+++ Input +++

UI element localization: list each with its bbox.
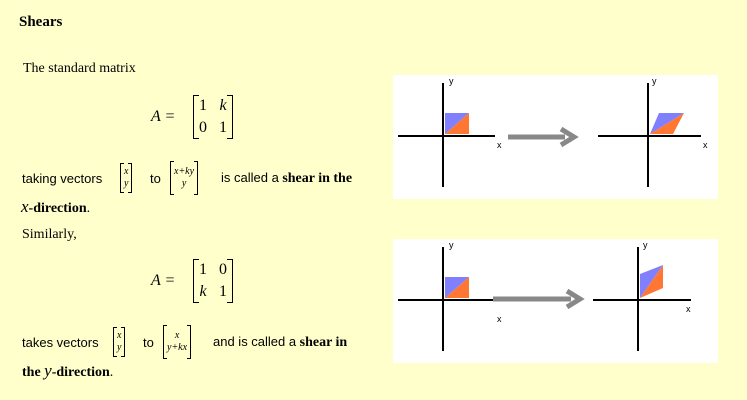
shear-x-matrix: 1 k 0 1	[193, 95, 233, 139]
square-orange-half	[445, 277, 469, 298]
sheared-orange-half	[650, 113, 684, 134]
matrix-entry: 1	[219, 119, 227, 136]
sheared-orange-half	[640, 265, 663, 298]
matrix-entry: 1	[199, 97, 207, 114]
square-orange-half	[445, 113, 469, 134]
x-axis-label: x	[703, 140, 708, 150]
shear-y-description: and is called a shear in	[213, 334, 348, 350]
taking-vectors-text: taking vectors	[22, 171, 103, 186]
shear-x-direction: x-direction.	[21, 197, 91, 216]
to-text: to	[143, 335, 154, 350]
shear-y-direction: the y-direction.	[22, 361, 114, 380]
shear-y-diagram: y x y x	[398, 240, 691, 351]
matrix-lhs: A =	[151, 272, 176, 289]
page-title: Shears	[19, 14, 63, 30]
matrix-lhs: A =	[151, 108, 176, 125]
y-axis-label: y	[449, 240, 454, 250]
shear-y-figure: y x y x	[393, 239, 718, 363]
input-vector: x y	[113, 327, 126, 357]
output-vector: x+ky y	[170, 161, 199, 195]
input-vector: x y	[120, 163, 133, 193]
x-axis-label: x	[497, 314, 502, 324]
similarly-text: Similarly,	[22, 227, 77, 242]
transform-arrow-head	[565, 288, 585, 310]
output-vector: x y+kx	[163, 325, 192, 359]
matrix-entry: 0	[219, 261, 227, 278]
matrix-entry: 0	[199, 119, 207, 136]
takes-vectors-text: takes vectors	[22, 335, 99, 350]
x-axis-label: x	[497, 140, 502, 150]
y-axis-label: y	[449, 76, 454, 86]
shear-x-description: is called a shear in the	[221, 170, 353, 186]
shear-y-matrix: 1 0 k 1	[193, 259, 233, 303]
matrix-entry: 1	[199, 261, 207, 278]
matrix-entry: k	[219, 97, 227, 114]
shear-x-diagram: y x y x	[398, 76, 708, 187]
intro-text: The standard matrix	[23, 61, 136, 76]
to-text: to	[150, 171, 161, 186]
y-axis-label: y	[643, 240, 648, 250]
matrix-entry: 1	[219, 283, 227, 300]
shear-x-figure: y x y x	[393, 75, 718, 199]
y-axis-label: y	[652, 76, 657, 86]
matrix-entry: k	[199, 283, 207, 300]
x-axis-label: x	[686, 304, 691, 314]
transform-arrow-head	[559, 126, 579, 148]
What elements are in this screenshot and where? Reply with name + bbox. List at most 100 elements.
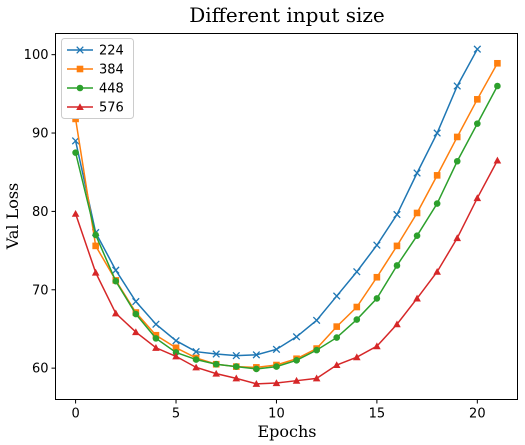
data-point-576 [192,363,200,371]
data-point-448 [232,363,240,370]
y-tick-label: 80 [32,205,49,220]
data-point-384 [353,303,361,311]
legend-label: 448 [99,82,124,97]
axis-ticks: 0 5 10 15 20 60 70 80 90 100 [24,48,486,421]
data-point-224 [71,137,80,145]
data-point-448 [152,335,160,342]
y-tick-label: 70 [32,283,49,298]
data-point-448 [494,82,501,90]
data-point-224 [332,292,341,300]
y-tick-label: 90 [32,127,49,142]
data-point-576 [272,379,281,387]
data-point-576 [252,380,261,387]
data-point-224 [232,351,241,360]
data-point-576 [433,267,441,275]
data-point-224 [353,267,361,276]
legend-marker [76,84,84,92]
data-point-576 [111,309,120,317]
data-point-224 [292,333,301,341]
data-point-224 [473,45,482,53]
data-point-576 [312,374,321,382]
data-point-576 [292,376,301,384]
data-point-448 [172,349,180,356]
y-tick-label: 60 [32,362,49,377]
legend-marker [76,103,84,111]
data-point-448 [192,356,200,363]
data-point-224 [212,350,220,358]
x-tick-label: 15 [369,407,386,422]
data-point-576 [152,343,160,351]
series-line-448 [74,85,499,370]
data-point-448 [433,200,441,207]
data-point-576 [473,194,482,202]
legend-label: 224 [99,44,124,59]
data-point-224 [132,297,140,306]
series-layer [71,45,502,387]
data-point-576 [91,268,100,276]
data-point-576 [132,328,140,336]
data-point-224 [393,210,401,219]
x-tick-label: 10 [268,407,285,422]
legend-item-384: 384 [67,63,124,78]
data-point-224 [312,316,321,325]
data-point-576 [353,353,361,361]
data-point-576 [212,369,220,377]
data-point-448 [474,120,481,127]
data-point-384 [393,242,401,250]
chart-title: Different input size [189,3,385,27]
x-axis-label: Epochs [257,422,316,441]
legend-label: 576 [99,101,124,116]
data-point-224 [152,320,160,329]
series-line-384 [74,62,499,369]
y-axis-label: Val Loss [3,183,22,251]
data-point-576 [453,234,462,242]
data-point-224 [433,129,441,137]
data-point-384 [474,96,481,103]
data-point-384 [373,273,381,281]
data-point-448 [293,357,300,364]
data-point-448 [273,363,280,370]
x-tick-label: 20 [469,407,486,422]
data-point-448 [72,149,79,156]
data-point-384 [413,209,421,217]
data-point-448 [132,310,140,318]
data-point-224 [453,82,461,90]
data-point-448 [313,346,320,354]
data-point-384 [433,172,441,179]
data-point-448 [253,365,260,373]
data-point-576 [172,352,180,360]
data-point-384 [494,59,501,67]
legend-item-576: 576 [67,101,124,116]
data-point-576 [232,374,241,382]
series-576 [71,156,502,387]
data-point-224 [192,347,200,356]
data-point-448 [353,316,361,323]
legend-label: 384 [99,63,124,78]
data-point-384 [453,133,461,141]
data-point-576 [413,294,421,302]
data-point-224 [272,345,281,354]
data-point-448 [393,262,401,269]
data-point-384 [92,242,99,250]
data-point-448 [333,334,341,341]
data-point-448 [92,231,99,239]
legend: 224 384 448 576 [61,38,134,119]
data-point-384 [172,344,180,352]
data-point-576 [493,156,502,164]
data-point-576 [373,342,381,350]
data-point-448 [453,157,461,165]
data-point-448 [112,277,120,285]
data-point-224 [373,241,381,249]
legend-marker [76,46,84,54]
series-448 [72,82,501,373]
y-tick-label: 100 [24,48,49,63]
series-224 [71,45,482,360]
series-line-576 [74,160,499,385]
data-point-384 [333,323,341,330]
data-point-448 [373,295,381,302]
x-tick-label: 5 [172,407,180,422]
data-point-576 [71,209,80,217]
data-point-224 [252,351,261,359]
legend-marker [76,65,84,73]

+++

▶ [Given task]: Rewrite every line of the rows above as a numbered list, skipping blank lines and leaving out the pictures.

▶ [The output]:
1. UI element localization: list each with its bbox.
2. shear-x-matrix: 1 k 0 1	[193, 95, 233, 139]
3. square-orange-half	[445, 277, 469, 298]
4. sheared-orange-half	[650, 113, 684, 134]
5. matrix-entry: 1	[219, 119, 227, 136]
6. sheared-orange-half	[640, 265, 663, 298]
7. matrix-entry: 1	[199, 97, 207, 114]
8. square-orange-half	[445, 113, 469, 134]
9. x-axis-label: x	[703, 140, 708, 150]
10. shear-y-description: and is called a shear in	[213, 334, 348, 350]
11. taking-vectors-text: taking vectors	[22, 171, 103, 186]
12. shear-x-direction: x-direction.	[21, 197, 91, 216]
13. to-text: to	[143, 335, 154, 350]
14. shear-y-direction: the y-direction.	[22, 361, 114, 380]
15. shear-y-diagram: y x y x	[398, 240, 691, 351]
16. matrix-lhs: A =	[151, 272, 176, 289]
17. page-title: Shears	[19, 14, 63, 30]
18. matrix-lhs: A =	[151, 108, 176, 125]
19. y-axis-label: y	[449, 240, 454, 250]
20. shear-y-figure: y x y x	[393, 239, 718, 363]
21. input-vector: x y	[113, 327, 126, 357]
22. output-vector: x+ky y	[170, 161, 199, 195]
23. input-vector: x y	[120, 163, 133, 193]
24. x-axis-label: x	[497, 314, 502, 324]
25. similarly-text: Similarly,	[22, 227, 77, 242]
26. transform-arrow-head	[565, 288, 585, 310]
27. output-vector: x y+kx	[163, 325, 192, 359]
28. matrix-entry: 0	[219, 261, 227, 278]
29. matrix-entry: 0	[199, 119, 207, 136]
30. takes-vectors-text: takes vectors	[22, 335, 99, 350]
31. x-axis-label: x	[497, 140, 502, 150]
32. y-axis-label: y	[449, 76, 454, 86]
33. shear-x-description: is called a shear in the	[221, 170, 353, 186]
34. shear-y-matrix: 1 0 k 1	[193, 259, 233, 303]
35. matrix-entry: 1	[199, 261, 207, 278]
36. matrix-entry: k	[219, 97, 227, 114]
37. shear-x-diagram: y x y x	[398, 76, 708, 187]
38. intro-text: The standard matrix	[23, 61, 136, 76]
39. to-text: to	[150, 171, 161, 186]
40. y-axis-label: y	[643, 240, 648, 250]
41. matrix-entry: 1	[219, 283, 227, 300]
42. shear-x-figure: y x y x	[393, 75, 718, 199]
43. y-axis-label: y	[652, 76, 657, 86]
44. matrix-entry: k	[199, 283, 207, 300]
45. x-axis-label: x	[686, 304, 691, 314]
46. transform-arrow-head	[559, 126, 579, 148]
47. What elements are in this screenshot and where? Reply with name + bbox. List at most 100 elements.
48. data-point-576 [192,363,200,371]
49. data-point-448 [232,363,240,370]
50. y-tick-label: 80 [32,205,49,220]
51. data-point-384 [353,303,361,311]
52. legend-label: 448 [99,82,124,97]
53. axis-ticks: 0 5 10 15 20 60 70 80 90 100 [24,48,486,421]
54. data-point-224 [71,137,80,145]
55. data-point-448 [152,335,160,342]
56. y-tick-label: 70 [32,283,49,298]
57. data-point-448 [494,82,501,90]
58. data-point-224 [332,292,341,300]
59. y-tick-label: 90 [32,127,49,142]
60. data-point-576 [272,379,281,387]
61. data-point-576 [252,380,261,387]
62. data-point-224 [232,351,241,360]
63. data-point-576 [433,267,441,275]
64. data-point-224 [353,267,361,276]
65. legend-marker [76,84,84,92]
66. data-point-576 [111,309,120,317]
67. data-point-224 [292,333,301,341]
68. data-point-224 [473,45,482,53]
69. data-point-576 [312,374,321,382]
70. data-point-576 [292,376,301,384]
71. data-point-448 [172,349,180,356]
72. y-tick-label: 60 [32,362,49,377]
73. legend-marker [76,103,84,111]
74. data-point-448 [192,356,200,363]
75. data-point-224 [212,350,220,358]
76. x-tick-label: 15 [369,407,386,422]
77. data-point-576 [152,343,160,351]
78. series-line-448 [74,85,499,370]
79. data-point-448 [433,200,441,207]
80. data-point-576 [473,194,482,202]
81. legend-label: 224 [99,44,124,59]
82. data-point-224 [132,297,140,306]
83. series-layer [71,45,502,387]
84. data-point-576 [91,268,100,276]
85. data-point-576 [132,328,140,336]
86. data-point-224 [393,210,401,219]
87. x-tick-label: 10 [268,407,285,422]
88. legend-item-384: 384 [67,63,124,78]
89. data-point-224 [312,316,321,325]
90. data-point-576 [353,353,361,361]
91. data-point-576 [212,369,220,377]
92. data-point-448 [474,120,481,127]
93. data-point-384 [393,242,401,250]
94. chart-title: Different input size [189,3,385,27]
95. x-axis-label: Epochs [257,422,316,441]
96. legend-label: 576 [99,101,124,116]
97. data-point-224 [152,320,160,329]
98. series-line-384 [74,62,499,369]
99. y-axis-label: Val Loss [3,183,22,251]
100. data-point-576 [453,234,462,242]
101. data-point-224 [433,129,441,137]
102. data-point-384 [474,96,481,103]
103. data-point-384 [373,273,381,281]
104. data-point-448 [293,357,300,364]
105. data-point-448 [273,363,280,370]
106. x-tick-label: 20 [469,407,486,422]
107. data-point-448 [72,149,79,156]
108. data-point-384 [413,209,421,217]
109. data-point-448 [132,310,140,318]
110. data-point-224 [453,82,461,90]
111. data-point-448 [313,346,320,354]
112. data-point-384 [433,172,441,179]
113. data-point-448 [253,365,260,373]
114. data-point-576 [172,352,180,360]
115. data-point-384 [494,59,501,67]
116. legend-item-576: 576 [67,101,124,116]
117. data-point-576 [232,374,241,382]
118. series-576 [71,156,502,387]
119. data-point-224 [192,347,200,356]
120. data-point-448 [353,316,361,323]
121. legend-label: 384 [99,63,124,78]
122. data-point-384 [453,133,461,141]
123. data-point-576 [413,294,421,302]
124. data-point-224 [272,345,281,354]
125. data-point-448 [393,262,401,269]
126. data-point-384 [92,242,99,250]
127. data-point-448 [333,334,341,341]
128. data-point-448 [92,231,99,239]
129. legend: 224 384 448 576 [61,38,134,119]
130. data-point-384 [172,344,180,352]
131. data-point-576 [493,156,502,164]
132. data-point-576 [373,342,381,350]
133. data-point-448 [453,157,461,165]
134. data-point-448 [112,277,120,285]
135. data-point-224 [373,241,381,249]
136. legend-marker [76,46,84,54]
137. series-448 [72,82,501,373]
138. y-tick-label: 100 [24,48,49,63]
139. series-224 [71,45,482,360]
140. series-line-576 [74,160,499,385]
141. data-point-384 [333,323,341,330]
142. data-point-448 [373,295,381,302]
143. x-tick-label: 5 [172,407,180,422]
144. data-point-576 [71,209,80,217]
145. data-point-224 [252,351,261,359]
146. legend-marker [76,65,84,73]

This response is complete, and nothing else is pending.